### Task to carry out
Skip any picture you find and retype all the remaining lines exactly.

### Available data
★ ★ ★ ★ ★
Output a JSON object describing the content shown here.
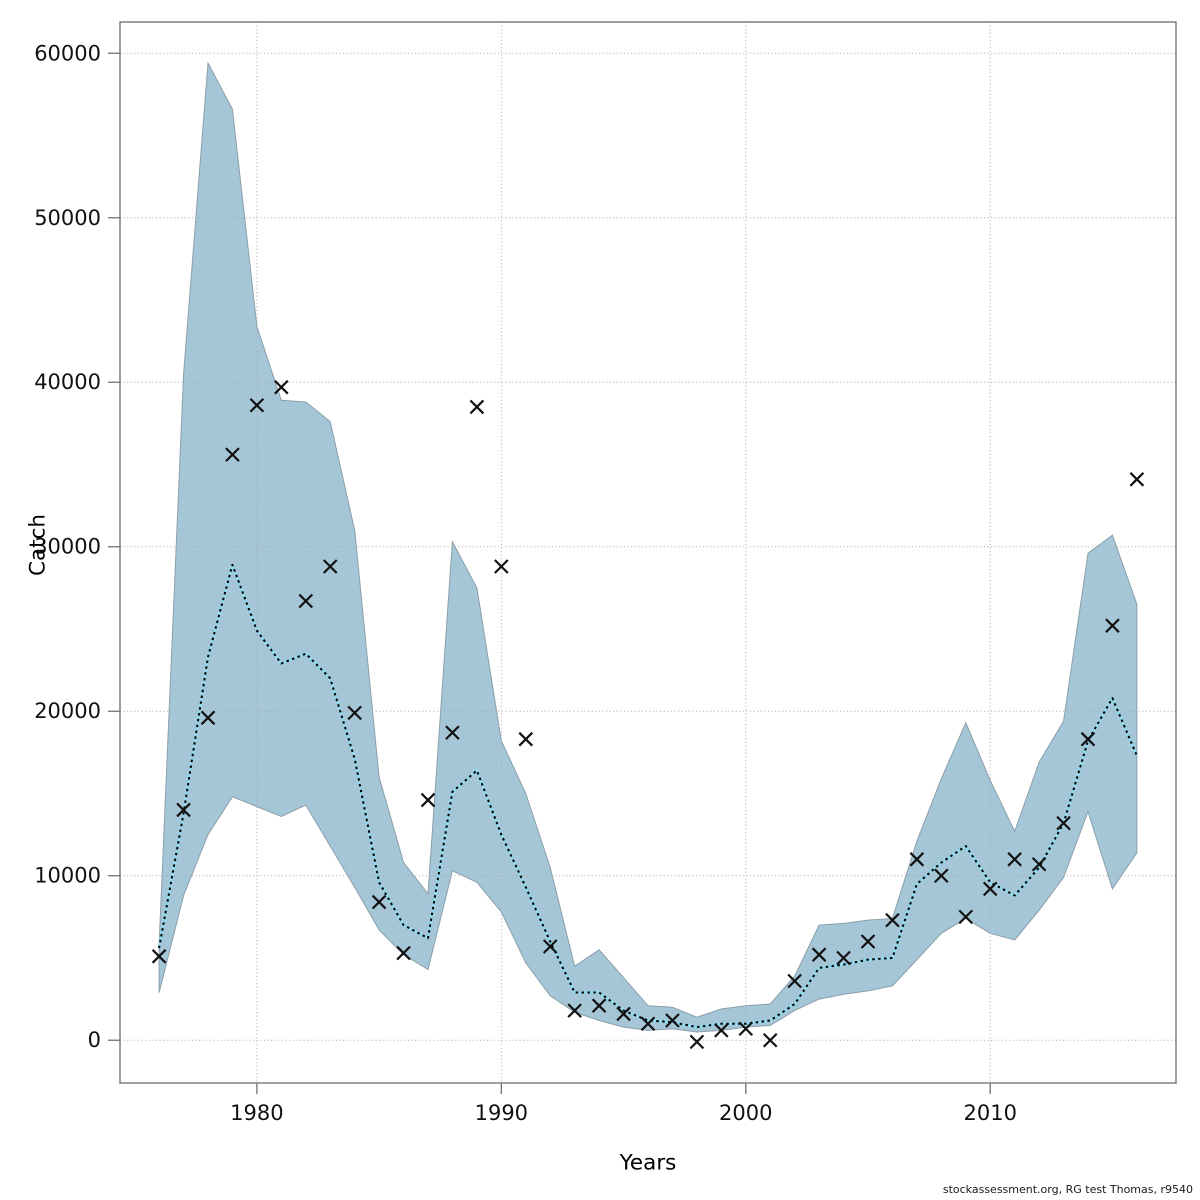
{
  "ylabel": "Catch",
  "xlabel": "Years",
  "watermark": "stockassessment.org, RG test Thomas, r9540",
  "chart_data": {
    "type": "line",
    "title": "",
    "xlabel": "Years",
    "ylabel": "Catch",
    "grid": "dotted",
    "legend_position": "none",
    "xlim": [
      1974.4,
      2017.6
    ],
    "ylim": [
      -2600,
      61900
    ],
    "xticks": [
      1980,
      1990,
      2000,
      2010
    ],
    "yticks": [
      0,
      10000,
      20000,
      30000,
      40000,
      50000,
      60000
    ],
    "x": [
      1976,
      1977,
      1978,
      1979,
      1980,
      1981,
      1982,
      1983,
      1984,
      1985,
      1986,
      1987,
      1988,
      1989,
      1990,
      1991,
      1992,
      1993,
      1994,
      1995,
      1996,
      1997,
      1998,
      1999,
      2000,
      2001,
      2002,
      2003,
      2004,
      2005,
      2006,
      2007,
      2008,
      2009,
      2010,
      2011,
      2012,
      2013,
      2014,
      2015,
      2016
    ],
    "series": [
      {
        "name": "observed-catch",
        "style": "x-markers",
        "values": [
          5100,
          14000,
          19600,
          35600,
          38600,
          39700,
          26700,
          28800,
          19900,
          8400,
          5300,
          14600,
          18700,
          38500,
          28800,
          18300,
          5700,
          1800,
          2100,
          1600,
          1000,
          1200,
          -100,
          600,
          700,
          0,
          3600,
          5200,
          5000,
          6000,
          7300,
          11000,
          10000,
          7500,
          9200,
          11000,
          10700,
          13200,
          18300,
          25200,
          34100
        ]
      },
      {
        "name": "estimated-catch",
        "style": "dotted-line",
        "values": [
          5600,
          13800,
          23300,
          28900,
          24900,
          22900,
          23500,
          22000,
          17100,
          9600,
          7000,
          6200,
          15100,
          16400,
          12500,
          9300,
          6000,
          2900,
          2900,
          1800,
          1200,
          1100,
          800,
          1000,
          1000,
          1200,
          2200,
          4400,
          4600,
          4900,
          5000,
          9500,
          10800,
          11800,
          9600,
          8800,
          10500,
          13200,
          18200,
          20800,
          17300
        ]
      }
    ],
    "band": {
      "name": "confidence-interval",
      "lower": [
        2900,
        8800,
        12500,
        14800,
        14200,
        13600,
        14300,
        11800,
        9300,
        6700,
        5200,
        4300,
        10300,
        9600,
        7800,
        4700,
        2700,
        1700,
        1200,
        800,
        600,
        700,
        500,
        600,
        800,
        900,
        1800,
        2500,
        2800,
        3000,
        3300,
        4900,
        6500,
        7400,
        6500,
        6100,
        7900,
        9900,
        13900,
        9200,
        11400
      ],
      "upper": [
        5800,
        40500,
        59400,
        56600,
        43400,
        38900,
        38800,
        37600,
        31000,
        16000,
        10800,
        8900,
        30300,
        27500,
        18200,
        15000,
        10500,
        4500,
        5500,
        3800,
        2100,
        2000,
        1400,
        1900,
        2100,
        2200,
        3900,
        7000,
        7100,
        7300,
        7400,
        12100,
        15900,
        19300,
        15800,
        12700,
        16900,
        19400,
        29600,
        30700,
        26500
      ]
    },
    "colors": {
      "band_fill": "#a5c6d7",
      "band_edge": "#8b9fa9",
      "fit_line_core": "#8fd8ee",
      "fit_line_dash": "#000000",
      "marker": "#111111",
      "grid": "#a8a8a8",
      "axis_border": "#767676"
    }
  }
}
★ ★ ★ ★ ★
### Reply to the task
Output a JSON object describing the content shown here.
{
  "ylabel": "Catch",
  "xlabel": "Years",
  "watermark": "stockassessment.org, RG test Thomas, r9540",
  "chart_data": {
    "type": "line",
    "title": "",
    "xlabel": "Years",
    "ylabel": "Catch",
    "grid": "dotted",
    "legend_position": "none",
    "xlim": [
      1974.4,
      2017.6
    ],
    "ylim": [
      -2600,
      61900
    ],
    "xticks": [
      1980,
      1990,
      2000,
      2010
    ],
    "yticks": [
      0,
      10000,
      20000,
      30000,
      40000,
      50000,
      60000
    ],
    "x": [
      1976,
      1977,
      1978,
      1979,
      1980,
      1981,
      1982,
      1983,
      1984,
      1985,
      1986,
      1987,
      1988,
      1989,
      1990,
      1991,
      1992,
      1993,
      1994,
      1995,
      1996,
      1997,
      1998,
      1999,
      2000,
      2001,
      2002,
      2003,
      2004,
      2005,
      2006,
      2007,
      2008,
      2009,
      2010,
      2011,
      2012,
      2013,
      2014,
      2015,
      2016
    ],
    "series": [
      {
        "name": "observed-catch",
        "style": "x-markers",
        "values": [
          5100,
          14000,
          19600,
          35600,
          38600,
          39700,
          26700,
          28800,
          19900,
          8400,
          5300,
          14600,
          18700,
          38500,
          28800,
          18300,
          5700,
          1800,
          2100,
          1600,
          1000,
          1200,
          -100,
          600,
          700,
          0,
          3600,
          5200,
          5000,
          6000,
          7300,
          11000,
          10000,
          7500,
          9200,
          11000,
          10700,
          13200,
          18300,
          25200,
          34100
        ]
      },
      {
        "name": "estimated-catch",
        "style": "dotted-line",
        "values": [
          5600,
          13800,
          23300,
          28900,
          24900,
          22900,
          23500,
          22000,
          17100,
          9600,
          7000,
          6200,
          15100,
          16400,
          12500,
          9300,
          6000,
          2900,
          2900,
          1800,
          1200,
          1100,
          800,
          1000,
          1000,
          1200,
          2200,
          4400,
          4600,
          4900,
          5000,
          9500,
          10800,
          11800,
          9600,
          8800,
          10500,
          13200,
          18200,
          20800,
          17300
        ]
      }
    ],
    "band": {
      "name": "confidence-interval",
      "lower": [
        2900,
        8800,
        12500,
        14800,
        14200,
        13600,
        14300,
        11800,
        9300,
        6700,
        5200,
        4300,
        10300,
        9600,
        7800,
        4700,
        2700,
        1700,
        1200,
        800,
        600,
        700,
        500,
        600,
        800,
        900,
        1800,
        2500,
        2800,
        3000,
        3300,
        4900,
        6500,
        7400,
        6500,
        6100,
        7900,
        9900,
        13900,
        9200,
        11400
      ],
      "upper": [
        5800,
        40500,
        59400,
        56600,
        43400,
        38900,
        38800,
        37600,
        31000,
        16000,
        10800,
        8900,
        30300,
        27500,
        18200,
        15000,
        10500,
        4500,
        5500,
        3800,
        2100,
        2000,
        1400,
        1900,
        2100,
        2200,
        3900,
        7000,
        7100,
        7300,
        7400,
        12100,
        15900,
        19300,
        15800,
        12700,
        16900,
        19400,
        29600,
        30700,
        26500
      ]
    },
    "colors": {
      "band_fill": "#a5c6d7",
      "band_edge": "#8b9fa9",
      "fit_line_core": "#8fd8ee",
      "fit_line_dash": "#000000",
      "marker": "#111111",
      "grid": "#a8a8a8",
      "axis_border": "#767676"
    }
  }
}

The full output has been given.